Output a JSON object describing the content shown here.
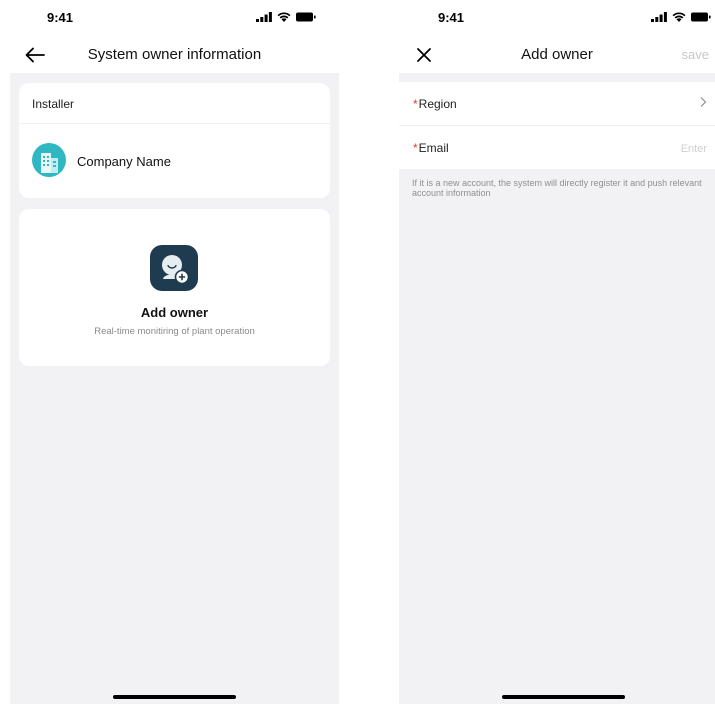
{
  "phone1": {
    "status_time": "9:41",
    "title": "System owner information",
    "installer_label": "Installer",
    "company_name": "Company Name",
    "add_owner_title": "Add owner",
    "add_owner_subtitle": "Real-time monitiring of plant operation"
  },
  "phone2": {
    "status_time": "9:41",
    "title": "Add owner",
    "save_label": "save",
    "region_label": "Region",
    "email_label": "Email",
    "email_placeholder": "Enter",
    "required_mark": "*",
    "hint_text": "If it is a new account, the system will directly register it and push relevant account information"
  },
  "icons": {
    "back": "arrow-left-icon",
    "close": "close-icon",
    "chevron": "chevron-right-icon",
    "owner": "add-user-icon",
    "company": "building-icon"
  },
  "colors": {
    "background": "#f2f2f4",
    "required": "#e53935",
    "company_logo": "#2fb8c2",
    "owner_icon": "#1f3b4f",
    "save_disabled": "#c8c8c8"
  }
}
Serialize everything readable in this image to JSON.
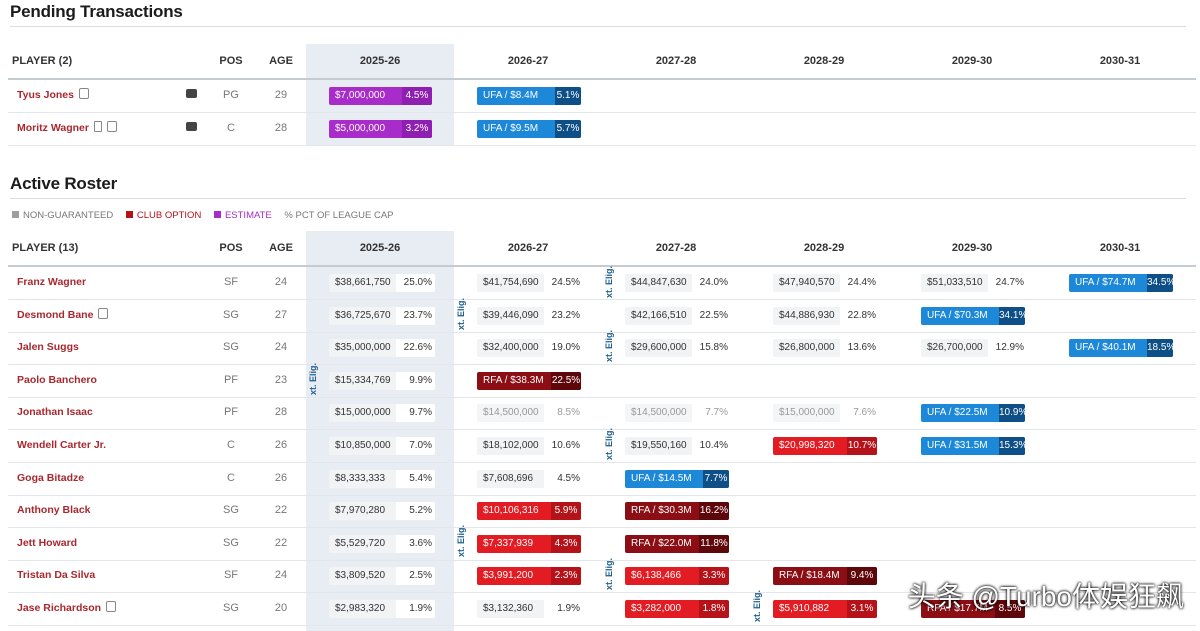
{
  "pending": {
    "title": "Pending Transactions",
    "headers": {
      "player": "PLAYER (2)",
      "pos": "POS",
      "age": "AGE",
      "years": [
        "2025-26",
        "2026-27",
        "2027-28",
        "2028-29",
        "2029-30",
        "2030-31"
      ]
    },
    "rows": [
      {
        "name": "Tyus Jones",
        "pos": "PG",
        "age": "29",
        "c25": {
          "v": "$7,000,000",
          "p": "4.5%"
        },
        "c26": {
          "v": "UFA / $8.4M",
          "p": "5.1%"
        }
      },
      {
        "name": "Moritz Wagner",
        "pos": "C",
        "age": "28",
        "c25": {
          "v": "$5,000,000",
          "p": "3.2%"
        },
        "c26": {
          "v": "UFA / $9.5M",
          "p": "5.7%"
        }
      }
    ]
  },
  "active": {
    "title": "Active Roster",
    "legend": {
      "non_guaranteed": "NON-GUARANTEED",
      "club_option": "CLUB OPTION",
      "estimate": "ESTIMATE",
      "pct": "% PCT OF LEAGUE CAP"
    },
    "colors": {
      "non_guaranteed": "#9e9e9e",
      "club_option": "#b5121a",
      "estimate": "#a72cc9"
    },
    "elig_label": "xt. Elig.",
    "headers": {
      "player": "PLAYER (13)",
      "pos": "POS",
      "age": "AGE",
      "years": [
        "2025-26",
        "2026-27",
        "2027-28",
        "2028-29",
        "2029-30",
        "2030-31"
      ]
    },
    "rows": [
      {
        "name": "Franz Wagner",
        "pos": "SF",
        "age": "24",
        "cells": [
          {
            "t": "plain",
            "v": "$38,661,750",
            "p": "25.0%"
          },
          {
            "t": "plain",
            "v": "$41,754,690",
            "p": "24.5%"
          },
          {
            "t": "plain",
            "v": "$44,847,630",
            "p": "24.0%"
          },
          {
            "t": "plain",
            "v": "$47,940,570",
            "p": "24.4%"
          },
          {
            "t": "plain",
            "v": "$51,033,510",
            "p": "24.7%"
          },
          {
            "t": "ufa",
            "v": "UFA / $74.7M",
            "p": "34.5%"
          }
        ]
      },
      {
        "name": "Desmond Bane",
        "pos": "SG",
        "age": "27",
        "cells": [
          {
            "t": "plain",
            "v": "$36,725,670",
            "p": "23.7%"
          },
          {
            "t": "plain",
            "v": "$39,446,090",
            "p": "23.2%"
          },
          {
            "t": "plain",
            "v": "$42,166,510",
            "p": "22.5%"
          },
          {
            "t": "plain",
            "v": "$44,886,930",
            "p": "22.8%"
          },
          {
            "t": "ufa",
            "v": "UFA / $70.3M",
            "p": "34.1%"
          },
          null
        ]
      },
      {
        "name": "Jalen Suggs",
        "pos": "SG",
        "age": "24",
        "cells": [
          {
            "t": "plain",
            "v": "$35,000,000",
            "p": "22.6%"
          },
          {
            "t": "plain",
            "v": "$32,400,000",
            "p": "19.0%"
          },
          {
            "t": "plain",
            "v": "$29,600,000",
            "p": "15.8%"
          },
          {
            "t": "plain",
            "v": "$26,800,000",
            "p": "13.6%"
          },
          {
            "t": "plain",
            "v": "$26,700,000",
            "p": "12.9%"
          },
          {
            "t": "ufa",
            "v": "UFA / $40.1M",
            "p": "18.5%"
          }
        ]
      },
      {
        "name": "Paolo Banchero",
        "pos": "PF",
        "age": "23",
        "cells": [
          {
            "t": "plain",
            "v": "$15,334,769",
            "p": "9.9%"
          },
          {
            "t": "rfa",
            "v": "RFA / $38.3M",
            "p": "22.5%"
          },
          null,
          null,
          null,
          null
        ]
      },
      {
        "name": "Jonathan Isaac",
        "pos": "PF",
        "age": "28",
        "cells": [
          {
            "t": "plain",
            "v": "$15,000,000",
            "p": "9.7%"
          },
          {
            "t": "grey",
            "v": "$14,500,000",
            "p": "8.5%"
          },
          {
            "t": "grey",
            "v": "$14,500,000",
            "p": "7.7%"
          },
          {
            "t": "grey",
            "v": "$15,000,000",
            "p": "7.6%"
          },
          {
            "t": "ufa",
            "v": "UFA / $22.5M",
            "p": "10.9%"
          },
          null
        ]
      },
      {
        "name": "Wendell Carter Jr.",
        "pos": "C",
        "age": "26",
        "cells": [
          {
            "t": "plain",
            "v": "$10,850,000",
            "p": "7.0%"
          },
          {
            "t": "plain",
            "v": "$18,102,000",
            "p": "10.6%"
          },
          {
            "t": "plain",
            "v": "$19,550,160",
            "p": "10.4%"
          },
          {
            "t": "red",
            "v": "$20,998,320",
            "p": "10.7%"
          },
          {
            "t": "ufa",
            "v": "UFA / $31.5M",
            "p": "15.3%"
          },
          null
        ]
      },
      {
        "name": "Goga Bitadze",
        "pos": "C",
        "age": "26",
        "cells": [
          {
            "t": "plain",
            "v": "$8,333,333",
            "p": "5.4%"
          },
          {
            "t": "plain",
            "v": "$7,608,696",
            "p": "4.5%"
          },
          {
            "t": "ufa",
            "v": "UFA / $14.5M",
            "p": "7.7%"
          },
          null,
          null,
          null
        ]
      },
      {
        "name": "Anthony Black",
        "pos": "SG",
        "age": "22",
        "cells": [
          {
            "t": "plain",
            "v": "$7,970,280",
            "p": "5.2%"
          },
          {
            "t": "red",
            "v": "$10,106,316",
            "p": "5.9%"
          },
          {
            "t": "rfa",
            "v": "RFA / $30.3M",
            "p": "16.2%"
          },
          null,
          null,
          null
        ]
      },
      {
        "name": "Jett Howard",
        "pos": "SG",
        "age": "22",
        "cells": [
          {
            "t": "plain",
            "v": "$5,529,720",
            "p": "3.6%"
          },
          {
            "t": "red",
            "v": "$7,337,939",
            "p": "4.3%"
          },
          {
            "t": "rfa",
            "v": "RFA / $22.0M",
            "p": "11.8%"
          },
          null,
          null,
          null
        ]
      },
      {
        "name": "Tristan Da Silva",
        "pos": "SF",
        "age": "24",
        "cells": [
          {
            "t": "plain",
            "v": "$3,809,520",
            "p": "2.5%"
          },
          {
            "t": "red",
            "v": "$3,991,200",
            "p": "2.3%"
          },
          {
            "t": "red",
            "v": "$6,138,466",
            "p": "3.3%"
          },
          {
            "t": "rfa",
            "v": "RFA / $18.4M",
            "p": "9.4%"
          },
          null,
          null
        ]
      },
      {
        "name": "Jase Richardson",
        "pos": "SG",
        "age": "20",
        "cells": [
          {
            "t": "plain",
            "v": "$2,983,320",
            "p": "1.9%"
          },
          {
            "t": "plain",
            "v": "$3,132,360",
            "p": "1.9%"
          },
          {
            "t": "red",
            "v": "$3,282,000",
            "p": "1.8%"
          },
          {
            "t": "red",
            "v": "$5,910,882",
            "p": "3.1%"
          },
          {
            "t": "rfa",
            "v": "RFA / $17.7M",
            "p": "8.5%"
          },
          null
        ]
      }
    ]
  },
  "watermark": "头条 @Turbo体娱狂飙"
}
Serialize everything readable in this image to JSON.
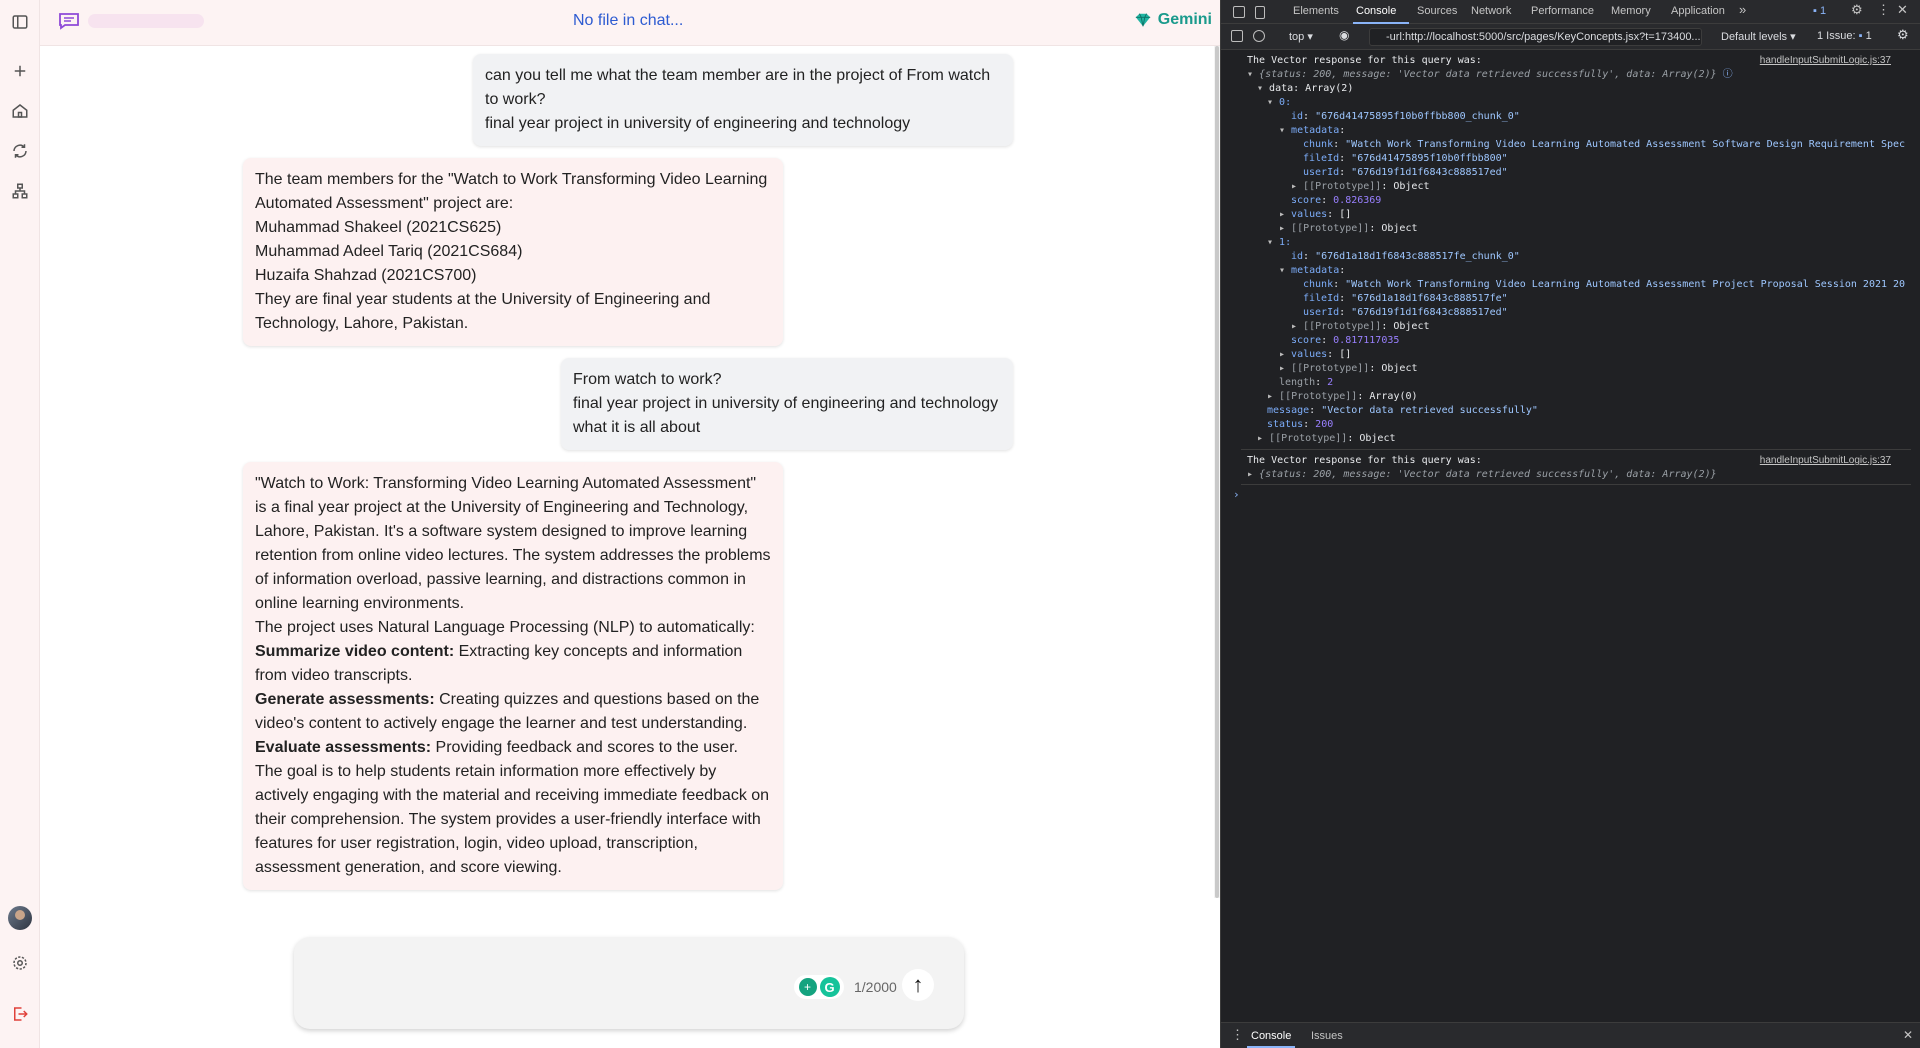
== == ==
* GOAL OF THE EXERCISE
Check every line of the listing for the string "estimate" and report how many lines have it, as a number alone.

* WRITTEN SOLUTION
2